**SET EXERCISE**
Quote the records in full and leave their pictures out.

— start PROVIDED RECORDS —

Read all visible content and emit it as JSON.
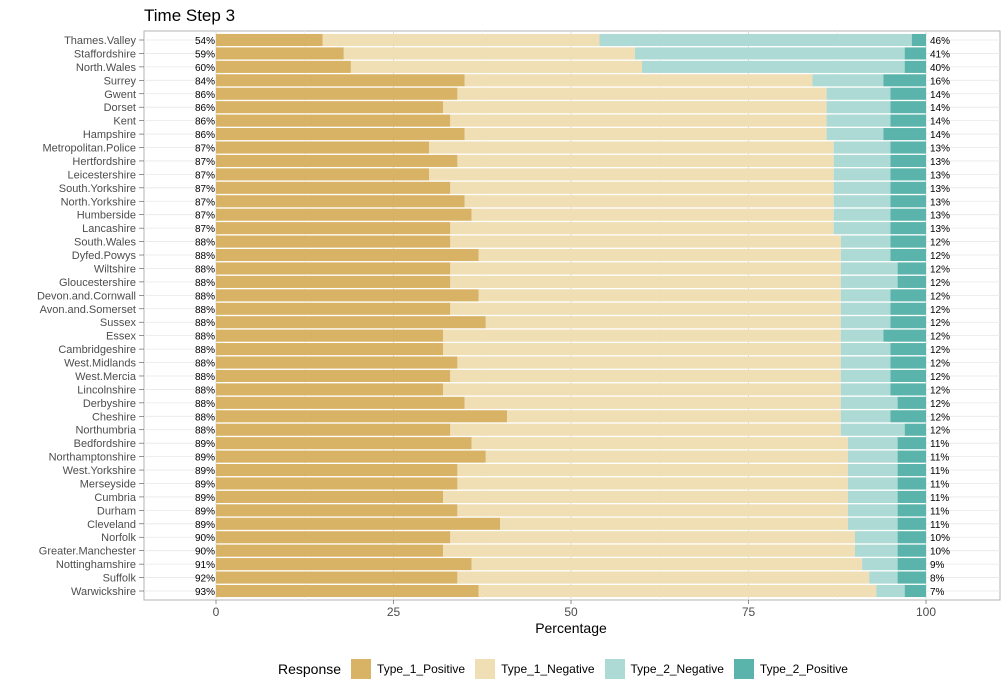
{
  "chart_data": {
    "type": "bar",
    "orientation": "horizontal",
    "stacked": true,
    "title": "Time Step 3",
    "xlabel": "Percentage",
    "ylabel": "",
    "xlim": [
      0,
      100
    ],
    "x_ticks": [
      0,
      25,
      50,
      75,
      100
    ],
    "grid": true,
    "legend_position": "bottom",
    "legend_title": "Response",
    "categories": [
      "Thames.Valley",
      "Staffordshire",
      "North.Wales",
      "Surrey",
      "Gwent",
      "Dorset",
      "Kent",
      "Hampshire",
      "Metropolitan.Police",
      "Hertfordshire",
      "Leicestershire",
      "South.Yorkshire",
      "North.Yorkshire",
      "Humberside",
      "Lancashire",
      "South.Wales",
      "Dyfed.Powys",
      "Wiltshire",
      "Gloucestershire",
      "Devon.and.Cornwall",
      "Avon.and.Somerset",
      "Sussex",
      "Essex",
      "Cambridgeshire",
      "West.Midlands",
      "West.Mercia",
      "Lincolnshire",
      "Derbyshire",
      "Cheshire",
      "Northumbria",
      "Bedfordshire",
      "Northamptonshire",
      "West.Yorkshire",
      "Merseyside",
      "Cumbria",
      "Durham",
      "Cleveland",
      "Norfolk",
      "Greater.Manchester",
      "Nottinghamshire",
      "Suffolk",
      "Warwickshire"
    ],
    "series": [
      {
        "name": "Type_1_Positive",
        "color": "#D8B365",
        "values": [
          15,
          18,
          19,
          35,
          34,
          32,
          33,
          35,
          30,
          34,
          30,
          33,
          35,
          36,
          33,
          33,
          37,
          33,
          33,
          37,
          33,
          38,
          32,
          32,
          34,
          33,
          32,
          35,
          41,
          33,
          36,
          38,
          34,
          34,
          32,
          34,
          40,
          33,
          32,
          36,
          34,
          37
        ]
      },
      {
        "name": "Type_1_Negative",
        "color": "#F0DEB5",
        "values": [
          39,
          41,
          41,
          49,
          52,
          54,
          53,
          51,
          57,
          53,
          57,
          54,
          52,
          51,
          54,
          55,
          51,
          55,
          55,
          51,
          55,
          50,
          56,
          56,
          54,
          55,
          56,
          53,
          47,
          55,
          53,
          51,
          55,
          55,
          57,
          55,
          49,
          57,
          58,
          55,
          58,
          56
        ]
      },
      {
        "name": "Type_2_Negative",
        "color": "#ADDAD4",
        "values": [
          44,
          38,
          37,
          10,
          9,
          9,
          9,
          8,
          8,
          8,
          8,
          8,
          8,
          8,
          8,
          7,
          7,
          8,
          8,
          7,
          7,
          7,
          6,
          7,
          7,
          7,
          7,
          8,
          7,
          9,
          7,
          7,
          7,
          7,
          7,
          7,
          7,
          6,
          6,
          5,
          4,
          4
        ]
      },
      {
        "name": "Type_2_Positive",
        "color": "#5AB4AC",
        "values": [
          2,
          3,
          3,
          6,
          5,
          5,
          5,
          6,
          5,
          5,
          5,
          5,
          5,
          5,
          5,
          5,
          5,
          4,
          4,
          5,
          5,
          5,
          6,
          5,
          5,
          5,
          5,
          4,
          5,
          3,
          4,
          4,
          4,
          4,
          4,
          4,
          4,
          4,
          4,
          4,
          4,
          3
        ]
      }
    ],
    "left_labels": [
      "54%",
      "59%",
      "60%",
      "84%",
      "86%",
      "86%",
      "86%",
      "86%",
      "87%",
      "87%",
      "87%",
      "87%",
      "87%",
      "87%",
      "87%",
      "88%",
      "88%",
      "88%",
      "88%",
      "88%",
      "88%",
      "88%",
      "88%",
      "88%",
      "88%",
      "88%",
      "88%",
      "88%",
      "88%",
      "88%",
      "89%",
      "89%",
      "89%",
      "89%",
      "89%",
      "89%",
      "89%",
      "90%",
      "90%",
      "91%",
      "92%",
      "93%"
    ],
    "right_labels": [
      "46%",
      "41%",
      "40%",
      "16%",
      "14%",
      "14%",
      "14%",
      "14%",
      "13%",
      "13%",
      "13%",
      "13%",
      "13%",
      "13%",
      "13%",
      "12%",
      "12%",
      "12%",
      "12%",
      "12%",
      "12%",
      "12%",
      "12%",
      "12%",
      "12%",
      "12%",
      "12%",
      "12%",
      "12%",
      "12%",
      "11%",
      "11%",
      "11%",
      "11%",
      "11%",
      "11%",
      "11%",
      "10%",
      "10%",
      "9%",
      "8%",
      "7%"
    ]
  }
}
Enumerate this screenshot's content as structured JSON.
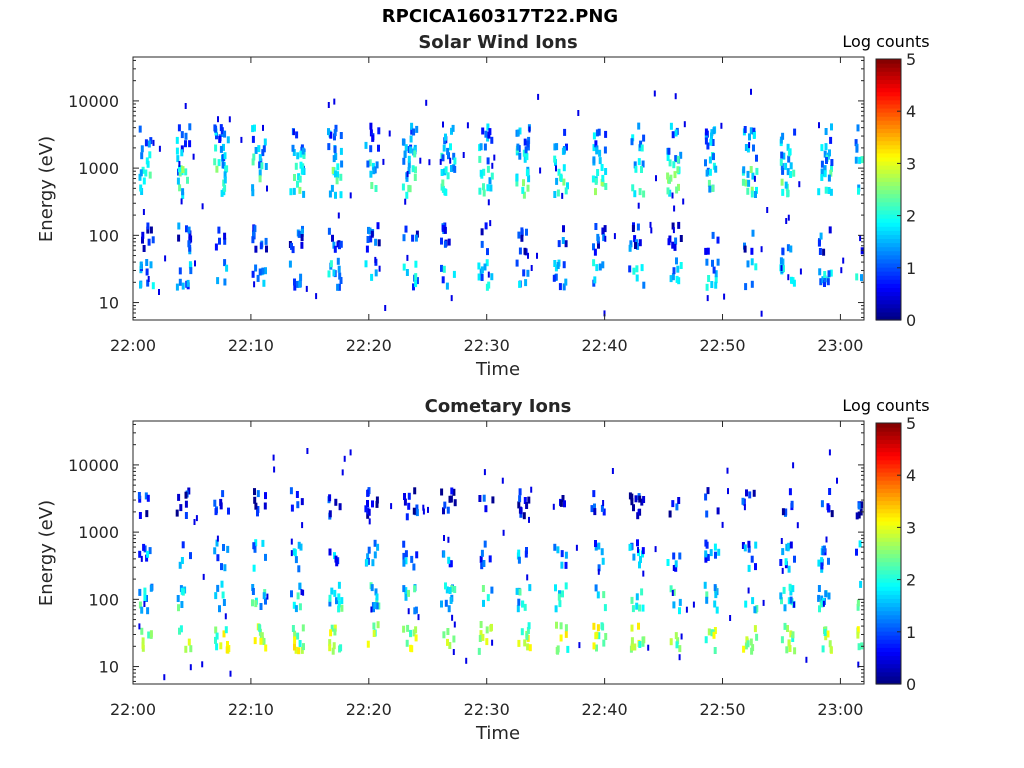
{
  "figure_title": "RPCICA160317T22.PNG",
  "colors": {
    "axis": "#262626",
    "colormap": "jet"
  },
  "chart_data": [
    {
      "type": "heatmap",
      "title": "Solar Wind Ions",
      "xlabel": "Time",
      "ylabel": "Energy (eV)",
      "x_ticks": [
        "22:00",
        "22:10",
        "22:20",
        "22:30",
        "22:40",
        "22:50",
        "23:00"
      ],
      "x_tick_minutes": [
        0,
        10,
        20,
        30,
        40,
        50,
        60
      ],
      "xlim_minutes": [
        0,
        62
      ],
      "yscale": "log",
      "ylim": [
        5.5,
        45000
      ],
      "y_ticks": [
        "10",
        "100",
        "1000",
        "10000"
      ],
      "y_tick_values": [
        10,
        100,
        1000,
        10000
      ],
      "colorbar": {
        "label": "Log counts",
        "range": [
          0,
          5
        ],
        "ticks": [
          "0",
          "1",
          "2",
          "3",
          "4",
          "5"
        ]
      },
      "scan_period_minutes": 3.2,
      "bands": [
        {
          "energy_ev": 3000,
          "log_counts": 1.2
        },
        {
          "energy_ev": 1500,
          "log_counts": 1.6
        },
        {
          "energy_ev": 700,
          "log_counts": 2.0
        },
        {
          "energy_ev": 100,
          "log_counts": 0.8
        },
        {
          "energy_ev": 30,
          "log_counts": 1.4
        }
      ]
    },
    {
      "type": "heatmap",
      "title": "Cometary Ions",
      "xlabel": "Time",
      "ylabel": "Energy (eV)",
      "x_ticks": [
        "22:00",
        "22:10",
        "22:20",
        "22:30",
        "22:40",
        "22:50",
        "23:00"
      ],
      "x_tick_minutes": [
        0,
        10,
        20,
        30,
        40,
        50,
        60
      ],
      "xlim_minutes": [
        0,
        62
      ],
      "yscale": "log",
      "ylim": [
        5.5,
        45000
      ],
      "y_ticks": [
        "10",
        "100",
        "1000",
        "10000"
      ],
      "y_tick_values": [
        10,
        100,
        1000,
        10000
      ],
      "colorbar": {
        "label": "Log counts",
        "range": [
          0,
          5
        ],
        "ticks": [
          "0",
          "1",
          "2",
          "3",
          "4",
          "5"
        ]
      },
      "scan_period_minutes": 3.2,
      "bands": [
        {
          "energy_ev": 3000,
          "log_counts": 0.6
        },
        {
          "energy_ev": 500,
          "log_counts": 1.2
        },
        {
          "energy_ev": 120,
          "log_counts": 1.8
        },
        {
          "energy_ev": 30,
          "log_counts": 2.6
        }
      ]
    }
  ]
}
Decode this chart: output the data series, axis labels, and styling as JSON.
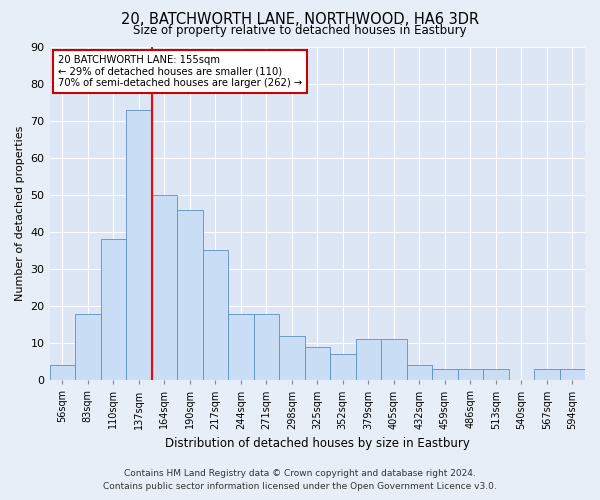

— end PROVIDED RECORDS —

**PROBLEM SOLUTION**
Read all visible content and emit it as JSON.
{
  "chart_data": {
    "type": "bar",
    "orientation": "horizontal",
    "stacked": true,
    "title": "Time Step 3",
    "xlabel": "Percentage",
    "ylabel": "",
    "xlim": [
      0,
      100
    ],
    "x_ticks": [
      0,
      25,
      50,
      75,
      100
    ],
    "grid": true,
    "legend_position": "bottom",
    "legend_title": "Response",
    "categories": [
      "Thames.Valley",
      "Staffordshire",
      "North.Wales",
      "Surrey",
      "Gwent",
      "Dorset",
      "Kent",
      "Hampshire",
      "Metropolitan.Police",
      "Hertfordshire",
      "Leicestershire",
      "South.Yorkshire",
      "North.Yorkshire",
      "Humberside",
      "Lancashire",
      "South.Wales",
      "Dyfed.Powys",
      "Wiltshire",
      "Gloucestershire",
      "Devon.and.Cornwall",
      "Avon.and.Somerset",
      "Sussex",
      "Essex",
      "Cambridgeshire",
      "West.Midlands",
      "West.Mercia",
      "Lincolnshire",
      "Derbyshire",
      "Cheshire",
      "Northumbria",
      "Bedfordshire",
      "Northamptonshire",
      "West.Yorkshire",
      "Merseyside",
      "Cumbria",
      "Durham",
      "Cleveland",
      "Norfolk",
      "Greater.Manchester",
      "Nottinghamshire",
      "Suffolk",
      "Warwickshire"
    ],
    "series": [
      {
        "name": "Type_1_Positive",
        "color": "#D8B365",
        "values": [
          15,
          18,
          19,
          35,
          34,
          32,
          33,
          35,
          30,
          34,
          30,
          33,
          35,
          36,
          33,
          33,
          37,
          33,
          33,
          37,
          33,
          38,
          32,
          32,
          34,
          33,
          32,
          35,
          41,
          33,
          36,
          38,
          34,
          34,
          32,
          34,
          40,
          33,
          32,
          36,
          34,
          37
        ]
      },
      {
        "name": "Type_1_Negative",
        "color": "#F0DEB5",
        "values": [
          39,
          41,
          41,
          49,
          52,
          54,
          53,
          51,
          57,
          53,
          57,
          54,
          52,
          51,
          54,
          55,
          51,
          55,
          55,
          51,
          55,
          50,
          56,
          56,
          54,
          55,
          56,
          53,
          47,
          55,
          53,
          51,
          55,
          55,
          57,
          55,
          49,
          57,
          58,
          55,
          58,
          56
        ]
      },
      {
        "name": "Type_2_Negative",
        "color": "#ADDAD4",
        "values": [
          44,
          38,
          37,
          10,
          9,
          9,
          9,
          8,
          8,
          8,
          8,
          8,
          8,
          8,
          8,
          7,
          7,
          8,
          8,
          7,
          7,
          7,
          6,
          7,
          7,
          7,
          7,
          8,
          7,
          9,
          7,
          7,
          7,
          7,
          7,
          7,
          7,
          6,
          6,
          5,
          4,
          4
        ]
      },
      {
        "name": "Type_2_Positive",
        "color": "#5AB4AC",
        "values": [
          2,
          3,
          3,
          6,
          5,
          5,
          5,
          6,
          5,
          5,
          5,
          5,
          5,
          5,
          5,
          5,
          5,
          4,
          4,
          5,
          5,
          5,
          6,
          5,
          5,
          5,
          5,
          4,
          5,
          3,
          4,
          4,
          4,
          4,
          4,
          4,
          4,
          4,
          4,
          4,
          4,
          3
        ]
      }
    ],
    "left_labels": [
      "54%",
      "59%",
      "60%",
      "84%",
      "86%",
      "86%",
      "86%",
      "86%",
      "87%",
      "87%",
      "87%",
      "87%",
      "87%",
      "87%",
      "87%",
      "88%",
      "88%",
      "88%",
      "88%",
      "88%",
      "88%",
      "88%",
      "88%",
      "88%",
      "88%",
      "88%",
      "88%",
      "88%",
      "88%",
      "88%",
      "89%",
      "89%",
      "89%",
      "89%",
      "89%",
      "89%",
      "89%",
      "90%",
      "90%",
      "91%",
      "92%",
      "93%"
    ],
    "right_labels": [
      "46%",
      "41%",
      "40%",
      "16%",
      "14%",
      "14%",
      "14%",
      "14%",
      "13%",
      "13%",
      "13%",
      "13%",
      "13%",
      "13%",
      "13%",
      "12%",
      "12%",
      "12%",
      "12%",
      "12%",
      "12%",
      "12%",
      "12%",
      "12%",
      "12%",
      "12%",
      "12%",
      "12%",
      "12%",
      "12%",
      "11%",
      "11%",
      "11%",
      "11%",
      "11%",
      "11%",
      "11%",
      "10%",
      "10%",
      "9%",
      "8%",
      "7%"
    ]
  }
}
Enumerate this screenshot's content as structured JSON.
{
  "figure_title": "RPCICA160317T22.PNG",
  "colors": {
    "axis": "#262626",
    "colormap": "jet"
  },
  "chart_data": [
    {
      "type": "heatmap",
      "title": "Solar Wind Ions",
      "xlabel": "Time",
      "ylabel": "Energy (eV)",
      "x_ticks": [
        "22:00",
        "22:10",
        "22:20",
        "22:30",
        "22:40",
        "22:50",
        "23:00"
      ],
      "x_tick_minutes": [
        0,
        10,
        20,
        30,
        40,
        50,
        60
      ],
      "xlim_minutes": [
        0,
        62
      ],
      "yscale": "log",
      "ylim": [
        5.5,
        45000
      ],
      "y_ticks": [
        "10",
        "100",
        "1000",
        "10000"
      ],
      "y_tick_values": [
        10,
        100,
        1000,
        10000
      ],
      "colorbar": {
        "label": "Log counts",
        "range": [
          0,
          5
        ],
        "ticks": [
          "0",
          "1",
          "2",
          "3",
          "4",
          "5"
        ]
      },
      "scan_period_minutes": 3.2,
      "bands": [
        {
          "energy_ev": 3000,
          "log_counts": 1.2
        },
        {
          "energy_ev": 1500,
          "log_counts": 1.6
        },
        {
          "energy_ev": 700,
          "log_counts": 2.0
        },
        {
          "energy_ev": 100,
          "log_counts": 0.8
        },
        {
          "energy_ev": 30,
          "log_counts": 1.4
        }
      ]
    },
    {
      "type": "heatmap",
      "title": "Cometary Ions",
      "xlabel": "Time",
      "ylabel": "Energy (eV)",
      "x_ticks": [
        "22:00",
        "22:10",
        "22:20",
        "22:30",
        "22:40",
        "22:50",
        "23:00"
      ],
      "x_tick_minutes": [
        0,
        10,
        20,
        30,
        40,
        50,
        60
      ],
      "xlim_minutes": [
        0,
        62
      ],
      "yscale": "log",
      "ylim": [
        5.5,
        45000
      ],
      "y_ticks": [
        "10",
        "100",
        "1000",
        "10000"
      ],
      "y_tick_values": [
        10,
        100,
        1000,
        10000
      ],
      "colorbar": {
        "label": "Log counts",
        "range": [
          0,
          5
        ],
        "ticks": [
          "0",
          "1",
          "2",
          "3",
          "4",
          "5"
        ]
      },
      "scan_period_minutes": 3.2,
      "bands": [
        {
          "energy_ev": 3000,
          "log_counts": 0.6
        },
        {
          "energy_ev": 500,
          "log_counts": 1.2
        },
        {
          "energy_ev": 120,
          "log_counts": 1.8
        },
        {
          "energy_ev": 30,
          "log_counts": 2.6
        }
      ]
    }
  ]
}
Decode this chart: output the data series, axis labels, and styling as JSON.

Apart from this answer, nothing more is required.